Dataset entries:

* Begin *

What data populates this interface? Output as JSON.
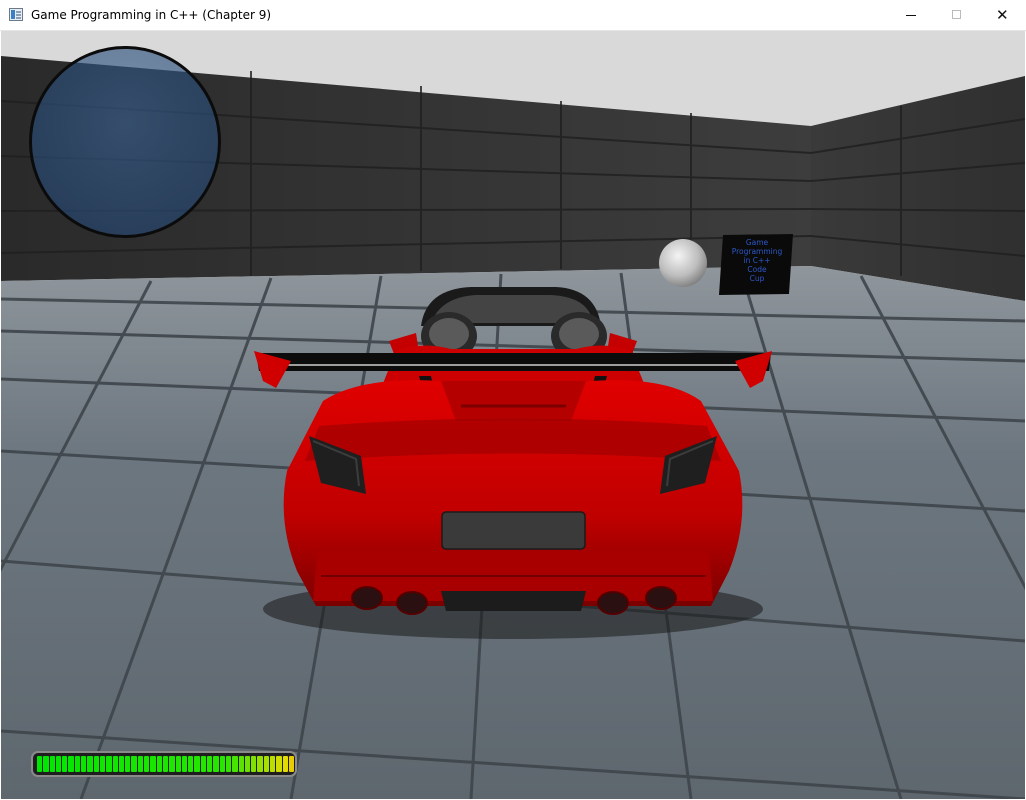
{
  "window": {
    "title": "Game Programming in C++ (Chapter 9)",
    "icon": "application-window-icon",
    "controls": {
      "minimize_icon": "minimize-icon",
      "maximize_icon": "maximize-icon",
      "close_symbol": "✕"
    }
  },
  "hud": {
    "radar_icon": "radar-circle",
    "radar_color": "#294f7f",
    "health_bar": {
      "segments": 50,
      "filled_fraction": 1.0,
      "colors_start": "#00e000",
      "colors_end": "#e00000"
    }
  },
  "scene": {
    "sky_color": "#d8d8d8",
    "wall_color": "#353535",
    "floor_color": "#6f7a82",
    "car_color": "#d40000",
    "sign_lines": [
      "Game",
      "Programming",
      "in C++",
      "Code",
      "Cup"
    ],
    "sphere_color": "#cfcfcf"
  }
}
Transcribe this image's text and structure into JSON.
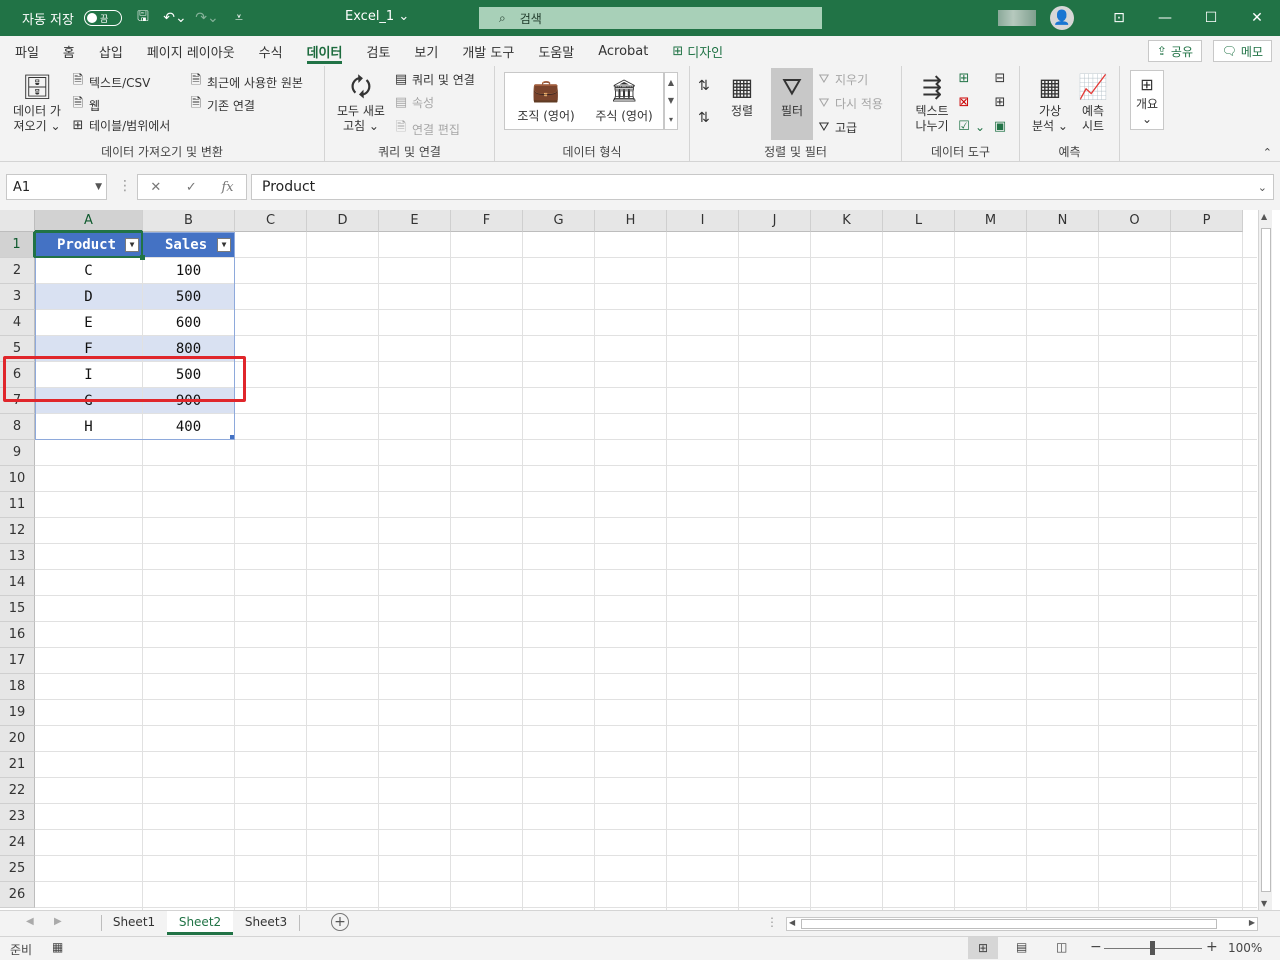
{
  "titlebar": {
    "autosave_label": "자동 저장",
    "autosave_state": "끔",
    "file_title": "Excel_1",
    "search_placeholder": "검색"
  },
  "tabs": [
    "파일",
    "홈",
    "삽입",
    "페이지 레이아웃",
    "수식",
    "데이터",
    "검토",
    "보기",
    "개발 도구",
    "도움말",
    "Acrobat",
    "디자인"
  ],
  "active_tab": "데이터",
  "share_label": "공유",
  "memo_label": "메모",
  "ribbon": {
    "get_data": {
      "big_label_1": "데이터 가",
      "big_label_2": "져오기",
      "text_csv": "텍스트/CSV",
      "web": "웹",
      "table_range": "테이블/범위에서",
      "recent_sources": "최근에 사용한 원본",
      "existing_conn": "기존 연결",
      "group_label": "데이터 가져오기 및 변환"
    },
    "queries": {
      "refresh_1": "모두 새로",
      "refresh_2": "고침",
      "queries_conn": "쿼리 및 연결",
      "properties": "속성",
      "edit_links": "연결 편집",
      "group_label": "쿼리 및 연결"
    },
    "data_types": {
      "org": "조직 (영어)",
      "stocks": "주식 (영어)",
      "group_label": "데이터 형식"
    },
    "sort_filter": {
      "sort": "정렬",
      "filter": "필터",
      "clear": "지우기",
      "reapply": "다시 적용",
      "advanced": "고급",
      "group_label": "정렬 및 필터"
    },
    "data_tools": {
      "text_split_1": "텍스트",
      "text_split_2": "나누기",
      "group_label": "데이터 도구"
    },
    "forecast": {
      "whatif_1": "가상",
      "whatif_2": "분석",
      "forecast_1": "예측",
      "forecast_2": "시트",
      "group_label": "예측"
    },
    "outline": {
      "label": "개요"
    }
  },
  "formula_bar": {
    "name_box": "A1",
    "formula": "Product"
  },
  "columns": [
    "A",
    "B",
    "C",
    "D",
    "E",
    "F",
    "G",
    "H",
    "I",
    "J",
    "K",
    "L",
    "M",
    "N",
    "O",
    "P"
  ],
  "rows": [
    "1",
    "2",
    "3",
    "4",
    "5",
    "6",
    "7",
    "8",
    "9",
    "10",
    "11",
    "12",
    "13",
    "14",
    "15",
    "16",
    "17",
    "18",
    "19",
    "20",
    "21",
    "22",
    "23",
    "24",
    "25",
    "26"
  ],
  "table": {
    "headers": [
      "Product",
      "Sales"
    ],
    "rows": [
      [
        "C",
        "100"
      ],
      [
        "D",
        "500"
      ],
      [
        "E",
        "600"
      ],
      [
        "F",
        "800"
      ],
      [
        "I",
        "500"
      ],
      [
        "G",
        "900"
      ],
      [
        "H",
        "400"
      ]
    ]
  },
  "sheets": [
    "Sheet1",
    "Sheet2",
    "Sheet3"
  ],
  "active_sheet": "Sheet2",
  "status": {
    "ready": "준비",
    "zoom": "100%"
  },
  "colors": {
    "excel_green": "#217346",
    "table_header": "#4472c4",
    "table_band": "#d9e1f2",
    "highlight_red": "#e0262b"
  }
}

* End *

Reproduce each entry precisely, dropping only the pictures.

What data populates this interface? Output as JSON.
{
  "window": {
    "title": "Game Programming in C++ (Chapter 9)",
    "icon": "application-window-icon",
    "controls": {
      "minimize_icon": "minimize-icon",
      "maximize_icon": "maximize-icon",
      "close_symbol": "✕"
    }
  },
  "hud": {
    "radar_icon": "radar-circle",
    "radar_color": "#294f7f",
    "health_bar": {
      "segments": 50,
      "filled_fraction": 1.0,
      "colors_start": "#00e000",
      "colors_end": "#e00000"
    }
  },
  "scene": {
    "sky_color": "#d8d8d8",
    "wall_color": "#353535",
    "floor_color": "#6f7a82",
    "car_color": "#d40000",
    "sign_lines": [
      "Game",
      "Programming",
      "in C++",
      "Code",
      "Cup"
    ],
    "sphere_color": "#cfcfcf"
  }
}
Transcribe this image's text and structure into JSON.
{
  "titlebar": {
    "autosave_label": "자동 저장",
    "autosave_state": "끔",
    "file_title": "Excel_1",
    "search_placeholder": "검색"
  },
  "tabs": [
    "파일",
    "홈",
    "삽입",
    "페이지 레이아웃",
    "수식",
    "데이터",
    "검토",
    "보기",
    "개발 도구",
    "도움말",
    "Acrobat",
    "디자인"
  ],
  "active_tab": "데이터",
  "share_label": "공유",
  "memo_label": "메모",
  "ribbon": {
    "get_data": {
      "big_label_1": "데이터 가",
      "big_label_2": "져오기",
      "text_csv": "텍스트/CSV",
      "web": "웹",
      "table_range": "테이블/범위에서",
      "recent_sources": "최근에 사용한 원본",
      "existing_conn": "기존 연결",
      "group_label": "데이터 가져오기 및 변환"
    },
    "queries": {
      "refresh_1": "모두 새로",
      "refresh_2": "고침",
      "queries_conn": "쿼리 및 연결",
      "properties": "속성",
      "edit_links": "연결 편집",
      "group_label": "쿼리 및 연결"
    },
    "data_types": {
      "org": "조직 (영어)",
      "stocks": "주식 (영어)",
      "group_label": "데이터 형식"
    },
    "sort_filter": {
      "sort": "정렬",
      "filter": "필터",
      "clear": "지우기",
      "reapply": "다시 적용",
      "advanced": "고급",
      "group_label": "정렬 및 필터"
    },
    "data_tools": {
      "text_split_1": "텍스트",
      "text_split_2": "나누기",
      "group_label": "데이터 도구"
    },
    "forecast": {
      "whatif_1": "가상",
      "whatif_2": "분석",
      "forecast_1": "예측",
      "forecast_2": "시트",
      "group_label": "예측"
    },
    "outline": {
      "label": "개요"
    }
  },
  "formula_bar": {
    "name_box": "A1",
    "formula": "Product"
  },
  "columns": [
    "A",
    "B",
    "C",
    "D",
    "E",
    "F",
    "G",
    "H",
    "I",
    "J",
    "K",
    "L",
    "M",
    "N",
    "O",
    "P"
  ],
  "rows": [
    "1",
    "2",
    "3",
    "4",
    "5",
    "6",
    "7",
    "8",
    "9",
    "10",
    "11",
    "12",
    "13",
    "14",
    "15",
    "16",
    "17",
    "18",
    "19",
    "20",
    "21",
    "22",
    "23",
    "24",
    "25",
    "26"
  ],
  "table": {
    "headers": [
      "Product",
      "Sales"
    ],
    "rows": [
      [
        "C",
        "100"
      ],
      [
        "D",
        "500"
      ],
      [
        "E",
        "600"
      ],
      [
        "F",
        "800"
      ],
      [
        "I",
        "500"
      ],
      [
        "G",
        "900"
      ],
      [
        "H",
        "400"
      ]
    ]
  },
  "sheets": [
    "Sheet1",
    "Sheet2",
    "Sheet3"
  ],
  "active_sheet": "Sheet2",
  "status": {
    "ready": "준비",
    "zoom": "100%"
  },
  "colors": {
    "excel_green": "#217346",
    "table_header": "#4472c4",
    "table_band": "#d9e1f2",
    "highlight_red": "#e0262b"
  }
}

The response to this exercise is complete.